Exercise
Every record that follows should be printed verbatim.
** Begin Entries supplied **
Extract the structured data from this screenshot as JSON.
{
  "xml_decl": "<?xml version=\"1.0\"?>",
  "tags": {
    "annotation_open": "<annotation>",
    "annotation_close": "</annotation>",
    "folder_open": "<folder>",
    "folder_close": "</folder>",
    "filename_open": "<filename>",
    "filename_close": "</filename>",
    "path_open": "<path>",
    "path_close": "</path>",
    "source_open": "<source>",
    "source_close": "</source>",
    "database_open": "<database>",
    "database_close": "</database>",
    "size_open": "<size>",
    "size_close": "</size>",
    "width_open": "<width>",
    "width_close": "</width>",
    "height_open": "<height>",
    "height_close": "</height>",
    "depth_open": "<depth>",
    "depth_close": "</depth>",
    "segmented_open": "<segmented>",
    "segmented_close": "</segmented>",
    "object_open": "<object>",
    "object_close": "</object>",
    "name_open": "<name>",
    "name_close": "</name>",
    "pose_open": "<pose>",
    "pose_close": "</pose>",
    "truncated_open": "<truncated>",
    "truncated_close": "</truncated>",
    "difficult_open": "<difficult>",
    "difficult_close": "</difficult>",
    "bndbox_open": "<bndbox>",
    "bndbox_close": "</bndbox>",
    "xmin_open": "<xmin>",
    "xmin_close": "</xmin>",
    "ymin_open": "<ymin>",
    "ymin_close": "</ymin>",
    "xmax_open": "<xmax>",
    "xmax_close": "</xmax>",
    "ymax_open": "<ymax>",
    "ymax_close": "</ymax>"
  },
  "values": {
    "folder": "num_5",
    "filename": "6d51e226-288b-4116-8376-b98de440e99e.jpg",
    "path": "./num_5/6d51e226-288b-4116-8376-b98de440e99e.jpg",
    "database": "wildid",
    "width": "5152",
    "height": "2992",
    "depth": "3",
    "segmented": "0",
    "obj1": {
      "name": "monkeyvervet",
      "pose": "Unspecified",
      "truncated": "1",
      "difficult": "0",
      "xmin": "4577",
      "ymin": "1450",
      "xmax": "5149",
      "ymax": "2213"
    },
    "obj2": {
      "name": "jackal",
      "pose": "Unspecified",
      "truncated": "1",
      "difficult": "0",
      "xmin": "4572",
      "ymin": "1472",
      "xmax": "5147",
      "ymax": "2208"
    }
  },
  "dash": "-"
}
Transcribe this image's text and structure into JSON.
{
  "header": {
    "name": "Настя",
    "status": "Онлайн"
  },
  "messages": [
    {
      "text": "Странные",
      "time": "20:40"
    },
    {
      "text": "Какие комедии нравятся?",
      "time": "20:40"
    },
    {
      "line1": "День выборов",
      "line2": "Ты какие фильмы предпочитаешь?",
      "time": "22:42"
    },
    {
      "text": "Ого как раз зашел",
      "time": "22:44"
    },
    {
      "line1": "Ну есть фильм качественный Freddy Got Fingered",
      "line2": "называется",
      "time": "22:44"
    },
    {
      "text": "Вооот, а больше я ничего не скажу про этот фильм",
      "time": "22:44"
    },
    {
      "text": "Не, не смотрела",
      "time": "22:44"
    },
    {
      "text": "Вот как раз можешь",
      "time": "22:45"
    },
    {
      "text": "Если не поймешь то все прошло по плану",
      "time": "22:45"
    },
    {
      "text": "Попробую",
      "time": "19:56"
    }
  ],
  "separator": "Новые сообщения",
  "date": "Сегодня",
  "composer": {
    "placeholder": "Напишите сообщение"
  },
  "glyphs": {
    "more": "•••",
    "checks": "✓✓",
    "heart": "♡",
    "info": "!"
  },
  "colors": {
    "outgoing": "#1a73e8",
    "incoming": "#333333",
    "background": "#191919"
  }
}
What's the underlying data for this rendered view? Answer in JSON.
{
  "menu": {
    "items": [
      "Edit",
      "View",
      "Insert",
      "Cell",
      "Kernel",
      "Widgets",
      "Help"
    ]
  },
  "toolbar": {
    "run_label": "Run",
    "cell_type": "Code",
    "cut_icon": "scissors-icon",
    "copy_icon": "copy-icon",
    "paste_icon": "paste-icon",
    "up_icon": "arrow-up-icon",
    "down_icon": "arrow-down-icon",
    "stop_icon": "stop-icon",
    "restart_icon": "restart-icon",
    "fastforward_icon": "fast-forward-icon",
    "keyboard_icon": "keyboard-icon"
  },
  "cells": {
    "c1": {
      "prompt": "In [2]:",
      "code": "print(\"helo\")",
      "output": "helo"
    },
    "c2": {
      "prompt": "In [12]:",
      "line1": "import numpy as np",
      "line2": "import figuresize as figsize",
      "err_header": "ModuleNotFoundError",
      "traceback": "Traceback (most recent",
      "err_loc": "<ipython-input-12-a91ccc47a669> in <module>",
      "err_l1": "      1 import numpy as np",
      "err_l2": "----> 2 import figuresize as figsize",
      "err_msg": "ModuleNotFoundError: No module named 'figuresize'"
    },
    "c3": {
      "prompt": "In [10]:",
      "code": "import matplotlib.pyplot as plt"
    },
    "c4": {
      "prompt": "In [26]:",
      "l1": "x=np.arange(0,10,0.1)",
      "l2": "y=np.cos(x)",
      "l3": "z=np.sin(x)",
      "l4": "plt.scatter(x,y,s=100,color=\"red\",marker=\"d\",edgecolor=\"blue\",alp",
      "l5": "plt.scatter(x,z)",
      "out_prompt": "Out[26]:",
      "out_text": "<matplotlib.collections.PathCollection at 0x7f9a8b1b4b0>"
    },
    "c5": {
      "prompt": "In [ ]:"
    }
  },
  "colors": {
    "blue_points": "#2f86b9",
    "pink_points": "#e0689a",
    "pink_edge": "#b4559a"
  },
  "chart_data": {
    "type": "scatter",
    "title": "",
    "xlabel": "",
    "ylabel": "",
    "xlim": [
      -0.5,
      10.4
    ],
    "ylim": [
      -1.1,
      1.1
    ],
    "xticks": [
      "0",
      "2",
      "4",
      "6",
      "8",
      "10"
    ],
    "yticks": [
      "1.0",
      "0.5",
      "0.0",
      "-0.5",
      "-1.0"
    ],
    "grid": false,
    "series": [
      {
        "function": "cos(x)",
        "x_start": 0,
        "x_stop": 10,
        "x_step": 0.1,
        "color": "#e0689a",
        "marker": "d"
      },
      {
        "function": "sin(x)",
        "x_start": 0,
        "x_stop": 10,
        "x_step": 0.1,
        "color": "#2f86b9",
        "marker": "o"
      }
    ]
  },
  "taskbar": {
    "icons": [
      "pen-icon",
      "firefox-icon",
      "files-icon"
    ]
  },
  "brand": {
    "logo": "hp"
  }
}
** End Entries supplied **
Output of the exercise
Extract the structured data from this screenshot as JSON.
{
  "xml_decl": "<?xml version=\"1.0\"?>",
  "tags": {
    "annotation_open": "<annotation>",
    "annotation_close": "</annotation>",
    "folder_open": "<folder>",
    "folder_close": "</folder>",
    "filename_open": "<filename>",
    "filename_close": "</filename>",
    "path_open": "<path>",
    "path_close": "</path>",
    "source_open": "<source>",
    "source_close": "</source>",
    "database_open": "<database>",
    "database_close": "</database>",
    "size_open": "<size>",
    "size_close": "</size>",
    "width_open": "<width>",
    "width_close": "</width>",
    "height_open": "<height>",
    "height_close": "</height>",
    "depth_open": "<depth>",
    "depth_close": "</depth>",
    "segmented_open": "<segmented>",
    "segmented_close": "</segmented>",
    "object_open": "<object>",
    "object_close": "</object>",
    "name_open": "<name>",
    "name_close": "</name>",
    "pose_open": "<pose>",
    "pose_close": "</pose>",
    "truncated_open": "<truncated>",
    "truncated_close": "</truncated>",
    "difficult_open": "<difficult>",
    "difficult_close": "</difficult>",
    "bndbox_open": "<bndbox>",
    "bndbox_close": "</bndbox>",
    "xmin_open": "<xmin>",
    "xmin_close": "</xmin>",
    "ymin_open": "<ymin>",
    "ymin_close": "</ymin>",
    "xmax_open": "<xmax>",
    "xmax_close": "</xmax>",
    "ymax_open": "<ymax>",
    "ymax_close": "</ymax>"
  },
  "values": {
    "folder": "num_5",
    "filename": "6d51e226-288b-4116-8376-b98de440e99e.jpg",
    "path": "./num_5/6d51e226-288b-4116-8376-b98de440e99e.jpg",
    "database": "wildid",
    "width": "5152",
    "height": "2992",
    "depth": "3",
    "segmented": "0",
    "obj1": {
      "name": "monkeyvervet",
      "pose": "Unspecified",
      "truncated": "1",
      "difficult": "0",
      "xmin": "4577",
      "ymin": "1450",
      "xmax": "5149",
      "ymax": "2213"
    },
    "obj2": {
      "name": "jackal",
      "pose": "Unspecified",
      "truncated": "1",
      "difficult": "0",
      "xmin": "4572",
      "ymin": "1472",
      "xmax": "5147",
      "ymax": "2208"
    }
  },
  "dash": "-"
}
Transcribe this image's text and structure into JSON.
{
  "header": {
    "name": "Настя",
    "status": "Онлайн"
  },
  "messages": [
    {
      "text": "Странные",
      "time": "20:40"
    },
    {
      "text": "Какие комедии нравятся?",
      "time": "20:40"
    },
    {
      "line1": "День выборов",
      "line2": "Ты какие фильмы предпочитаешь?",
      "time": "22:42"
    },
    {
      "text": "Ого как раз зашел",
      "time": "22:44"
    },
    {
      "line1": "Ну есть фильм качественный Freddy Got Fingered",
      "line2": "называется",
      "time": "22:44"
    },
    {
      "text": "Вооот, а больше я ничего не скажу про этот фильм",
      "time": "22:44"
    },
    {
      "text": "Не, не смотрела",
      "time": "22:44"
    },
    {
      "text": "Вот как раз можешь",
      "time": "22:45"
    },
    {
      "text": "Если не поймешь то все прошло по плану",
      "time": "22:45"
    },
    {
      "text": "Попробую",
      "time": "19:56"
    }
  ],
  "separator": "Новые сообщения",
  "date": "Сегодня",
  "composer": {
    "placeholder": "Напишите сообщение"
  },
  "glyphs": {
    "more": "•••",
    "checks": "✓✓",
    "heart": "♡",
    "info": "!"
  },
  "colors": {
    "outgoing": "#1a73e8",
    "incoming": "#333333",
    "background": "#191919"
  }
}
What's the underlying data for this rendered view? Answer in JSON.
{
  "menu": {
    "items": [
      "Edit",
      "View",
      "Insert",
      "Cell",
      "Kernel",
      "Widgets",
      "Help"
    ]
  },
  "toolbar": {
    "run_label": "Run",
    "cell_type": "Code",
    "cut_icon": "scissors-icon",
    "copy_icon": "copy-icon",
    "paste_icon": "paste-icon",
    "up_icon": "arrow-up-icon",
    "down_icon": "arrow-down-icon",
    "stop_icon": "stop-icon",
    "restart_icon": "restart-icon",
    "fastforward_icon": "fast-forward-icon",
    "keyboard_icon": "keyboard-icon"
  },
  "cells": {
    "c1": {
      "prompt": "In [2]:",
      "code": "print(\"helo\")",
      "output": "helo"
    },
    "c2": {
      "prompt": "In [12]:",
      "line1": "import numpy as np",
      "line2": "import figuresize as figsize",
      "err_header": "ModuleNotFoundError",
      "traceback": "Traceback (most recent",
      "err_loc": "<ipython-input-12-a91ccc47a669> in <module>",
      "err_l1": "      1 import numpy as np",
      "err_l2": "----> 2 import figuresize as figsize",
      "err_msg": "ModuleNotFoundError: No module named 'figuresize'"
    },
    "c3": {
      "prompt": "In [10]:",
      "code": "import matplotlib.pyplot as plt"
    },
    "c4": {
      "prompt": "In [26]:",
      "l1": "x=np.arange(0,10,0.1)",
      "l2": "y=np.cos(x)",
      "l3": "z=np.sin(x)",
      "l4": "plt.scatter(x,y,s=100,color=\"red\",marker=\"d\",edgecolor=\"blue\",alp",
      "l5": "plt.scatter(x,z)",
      "out_prompt": "Out[26]:",
      "out_text": "<matplotlib.collections.PathCollection at 0x7f9a8b1b4b0>"
    },
    "c5": {
      "prompt": "In [ ]:"
    }
  },
  "colors": {
    "blue_points": "#2f86b9",
    "pink_points": "#e0689a",
    "pink_edge": "#b4559a"
  },
  "chart_data": {
    "type": "scatter",
    "title": "",
    "xlabel": "",
    "ylabel": "",
    "xlim": [
      -0.5,
      10.4
    ],
    "ylim": [
      -1.1,
      1.1
    ],
    "xticks": [
      "0",
      "2",
      "4",
      "6",
      "8",
      "10"
    ],
    "yticks": [
      "1.0",
      "0.5",
      "0.0",
      "-0.5",
      "-1.0"
    ],
    "grid": false,
    "series": [
      {
        "function": "cos(x)",
        "x_start": 0,
        "x_stop": 10,
        "x_step": 0.1,
        "color": "#e0689a",
        "marker": "d"
      },
      {
        "function": "sin(x)",
        "x_start": 0,
        "x_stop": 10,
        "x_step": 0.1,
        "color": "#2f86b9",
        "marker": "o"
      }
    ]
  },
  "taskbar": {
    "icons": [
      "pen-icon",
      "firefox-icon",
      "files-icon"
    ]
  },
  "brand": {
    "logo": "hp"
  }
}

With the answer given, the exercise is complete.